» **PASSAGE**:
[BEGIN]
Flood Warnings & Safety
WATCH VS. WARNING
A flash flood watch means flash flooding is possible within the watch area. A flash flood warning means flash flooding is imminent or has been reported in the warning area.
No one can stop a flood, but there are many things you can do before, during, and after a storm to protect your family and keep property damage to a minimum.
- Prepare for a flood.
- Know your flood risk. Find your property on the City's GIS Application or FEMA's National Flood Hazard Layer.
- Make a plan. Protect your family and yourself.
- Build or restock your emergency preparedness kit, including a flashlight, batteries, battery-powered radio, and emergency supply of water and food, and first aid supplies.
- Consider buying flood insurance. Visit floodsmart.gov to find a local insurance agent.
- Take steps to stay informed. Stay tuned to your phone alerts, TV, or radio for weather updates, emergency instructions, or evacuation orders.
[END]
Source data
[BEGIN]
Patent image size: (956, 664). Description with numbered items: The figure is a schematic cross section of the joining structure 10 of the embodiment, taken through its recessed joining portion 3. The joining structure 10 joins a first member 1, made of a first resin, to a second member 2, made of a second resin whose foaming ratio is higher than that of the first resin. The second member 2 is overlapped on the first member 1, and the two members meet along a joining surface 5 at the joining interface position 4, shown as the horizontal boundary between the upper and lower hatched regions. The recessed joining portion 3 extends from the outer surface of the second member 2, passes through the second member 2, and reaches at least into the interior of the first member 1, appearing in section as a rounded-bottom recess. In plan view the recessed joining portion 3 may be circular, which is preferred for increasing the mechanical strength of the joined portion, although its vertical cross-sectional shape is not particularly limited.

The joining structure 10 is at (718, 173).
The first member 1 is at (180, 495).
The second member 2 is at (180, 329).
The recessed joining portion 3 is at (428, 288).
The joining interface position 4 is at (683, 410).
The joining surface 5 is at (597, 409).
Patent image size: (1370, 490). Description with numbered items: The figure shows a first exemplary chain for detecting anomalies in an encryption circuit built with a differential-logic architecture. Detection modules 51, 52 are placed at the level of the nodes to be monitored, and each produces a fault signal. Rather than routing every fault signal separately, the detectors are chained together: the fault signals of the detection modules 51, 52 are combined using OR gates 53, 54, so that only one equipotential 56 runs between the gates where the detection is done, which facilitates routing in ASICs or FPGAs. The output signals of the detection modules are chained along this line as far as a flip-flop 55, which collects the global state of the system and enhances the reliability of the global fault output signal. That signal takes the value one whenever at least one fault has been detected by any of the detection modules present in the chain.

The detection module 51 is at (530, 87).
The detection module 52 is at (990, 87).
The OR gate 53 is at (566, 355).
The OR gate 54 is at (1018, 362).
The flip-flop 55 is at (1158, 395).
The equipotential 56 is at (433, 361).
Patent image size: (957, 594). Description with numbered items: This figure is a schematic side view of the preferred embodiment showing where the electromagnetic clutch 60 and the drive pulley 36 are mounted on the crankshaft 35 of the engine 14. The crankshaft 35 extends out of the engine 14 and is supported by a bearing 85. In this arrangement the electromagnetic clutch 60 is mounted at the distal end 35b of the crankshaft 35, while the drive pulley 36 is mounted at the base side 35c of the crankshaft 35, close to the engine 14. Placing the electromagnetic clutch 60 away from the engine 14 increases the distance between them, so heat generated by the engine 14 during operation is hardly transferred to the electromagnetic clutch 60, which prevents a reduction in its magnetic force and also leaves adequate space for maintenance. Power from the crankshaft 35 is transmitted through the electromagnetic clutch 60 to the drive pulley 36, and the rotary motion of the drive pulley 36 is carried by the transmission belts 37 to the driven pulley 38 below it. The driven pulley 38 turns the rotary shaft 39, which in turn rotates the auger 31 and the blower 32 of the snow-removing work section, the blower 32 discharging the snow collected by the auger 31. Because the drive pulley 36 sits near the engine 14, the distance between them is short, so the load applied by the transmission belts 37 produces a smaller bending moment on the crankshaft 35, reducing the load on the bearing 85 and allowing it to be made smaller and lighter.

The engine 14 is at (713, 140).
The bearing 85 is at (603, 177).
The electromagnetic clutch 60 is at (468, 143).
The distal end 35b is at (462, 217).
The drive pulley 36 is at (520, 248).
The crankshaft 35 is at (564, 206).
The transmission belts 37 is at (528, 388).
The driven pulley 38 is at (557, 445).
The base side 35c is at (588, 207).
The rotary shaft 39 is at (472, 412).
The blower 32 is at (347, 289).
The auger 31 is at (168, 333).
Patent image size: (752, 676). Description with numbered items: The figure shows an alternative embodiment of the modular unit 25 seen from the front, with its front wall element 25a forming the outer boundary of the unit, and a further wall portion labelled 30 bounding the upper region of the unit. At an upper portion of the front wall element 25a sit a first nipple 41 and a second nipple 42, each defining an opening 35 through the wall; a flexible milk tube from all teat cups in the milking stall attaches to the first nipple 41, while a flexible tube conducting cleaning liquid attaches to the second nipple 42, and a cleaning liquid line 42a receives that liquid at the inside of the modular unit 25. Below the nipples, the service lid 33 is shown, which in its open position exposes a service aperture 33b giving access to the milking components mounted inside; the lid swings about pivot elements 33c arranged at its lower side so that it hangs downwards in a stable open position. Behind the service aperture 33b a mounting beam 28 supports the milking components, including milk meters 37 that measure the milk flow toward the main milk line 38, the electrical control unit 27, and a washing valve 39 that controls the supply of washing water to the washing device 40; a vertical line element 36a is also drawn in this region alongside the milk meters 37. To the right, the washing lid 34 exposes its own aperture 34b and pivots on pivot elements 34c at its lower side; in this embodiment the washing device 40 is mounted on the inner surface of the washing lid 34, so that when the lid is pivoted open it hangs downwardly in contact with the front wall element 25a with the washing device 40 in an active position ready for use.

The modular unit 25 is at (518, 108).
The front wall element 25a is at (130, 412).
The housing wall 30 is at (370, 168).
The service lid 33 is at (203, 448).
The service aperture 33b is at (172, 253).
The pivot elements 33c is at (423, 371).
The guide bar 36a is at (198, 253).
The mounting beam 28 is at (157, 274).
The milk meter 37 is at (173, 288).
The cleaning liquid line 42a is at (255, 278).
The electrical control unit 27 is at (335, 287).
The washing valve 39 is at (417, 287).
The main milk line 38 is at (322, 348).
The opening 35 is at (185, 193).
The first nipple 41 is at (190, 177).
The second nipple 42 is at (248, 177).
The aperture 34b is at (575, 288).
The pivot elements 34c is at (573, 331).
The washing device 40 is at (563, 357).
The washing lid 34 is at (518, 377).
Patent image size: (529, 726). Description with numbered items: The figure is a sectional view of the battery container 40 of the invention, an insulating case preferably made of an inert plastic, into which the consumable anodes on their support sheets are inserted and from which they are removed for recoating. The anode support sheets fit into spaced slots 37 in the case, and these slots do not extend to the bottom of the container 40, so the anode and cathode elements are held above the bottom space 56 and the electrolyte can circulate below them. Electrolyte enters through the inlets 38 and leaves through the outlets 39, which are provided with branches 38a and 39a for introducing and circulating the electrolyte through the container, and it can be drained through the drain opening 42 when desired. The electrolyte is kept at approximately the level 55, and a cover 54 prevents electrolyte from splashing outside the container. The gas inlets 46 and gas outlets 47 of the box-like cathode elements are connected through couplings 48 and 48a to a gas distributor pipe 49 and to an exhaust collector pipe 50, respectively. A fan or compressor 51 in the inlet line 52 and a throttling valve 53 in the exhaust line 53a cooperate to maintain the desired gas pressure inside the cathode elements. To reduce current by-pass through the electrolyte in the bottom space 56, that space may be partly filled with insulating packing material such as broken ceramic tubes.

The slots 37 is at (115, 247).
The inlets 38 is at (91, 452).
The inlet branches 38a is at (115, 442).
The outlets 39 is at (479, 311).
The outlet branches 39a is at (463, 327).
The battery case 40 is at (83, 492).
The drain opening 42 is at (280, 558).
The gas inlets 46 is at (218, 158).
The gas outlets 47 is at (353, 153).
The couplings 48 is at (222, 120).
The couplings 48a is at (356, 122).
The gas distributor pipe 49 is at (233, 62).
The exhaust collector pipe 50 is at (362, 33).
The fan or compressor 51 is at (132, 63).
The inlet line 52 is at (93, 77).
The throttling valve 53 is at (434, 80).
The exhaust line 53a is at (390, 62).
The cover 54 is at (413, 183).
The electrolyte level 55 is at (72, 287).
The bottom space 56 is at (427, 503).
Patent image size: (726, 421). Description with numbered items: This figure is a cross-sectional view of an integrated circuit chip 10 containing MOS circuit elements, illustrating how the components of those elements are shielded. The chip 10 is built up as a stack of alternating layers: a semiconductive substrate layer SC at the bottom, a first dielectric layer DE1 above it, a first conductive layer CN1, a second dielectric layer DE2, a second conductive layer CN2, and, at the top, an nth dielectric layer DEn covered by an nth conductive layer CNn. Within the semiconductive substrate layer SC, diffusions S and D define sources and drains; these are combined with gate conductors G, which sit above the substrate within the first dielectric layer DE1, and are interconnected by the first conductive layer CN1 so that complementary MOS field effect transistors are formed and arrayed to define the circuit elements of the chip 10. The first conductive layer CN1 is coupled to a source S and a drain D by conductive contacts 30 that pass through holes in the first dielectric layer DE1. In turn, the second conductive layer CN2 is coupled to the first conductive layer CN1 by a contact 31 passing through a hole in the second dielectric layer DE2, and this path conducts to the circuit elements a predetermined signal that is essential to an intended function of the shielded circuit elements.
[END]
» **EXERCISE DESCRIPTION**:
Pull the section of the flood safety passage starting at "- Build or restock" and ending at "local insurance agent.", and reproduce it word for word.

» **THE RESULT**:
- Build or restock your emergency preparedness kit, including a flashlight, batteries, battery-powered radio, and emergency supply of water and food, and first aid supplies.
- Consider buying flood insurance. Visit floodsmart.gov to find a local insurance agent.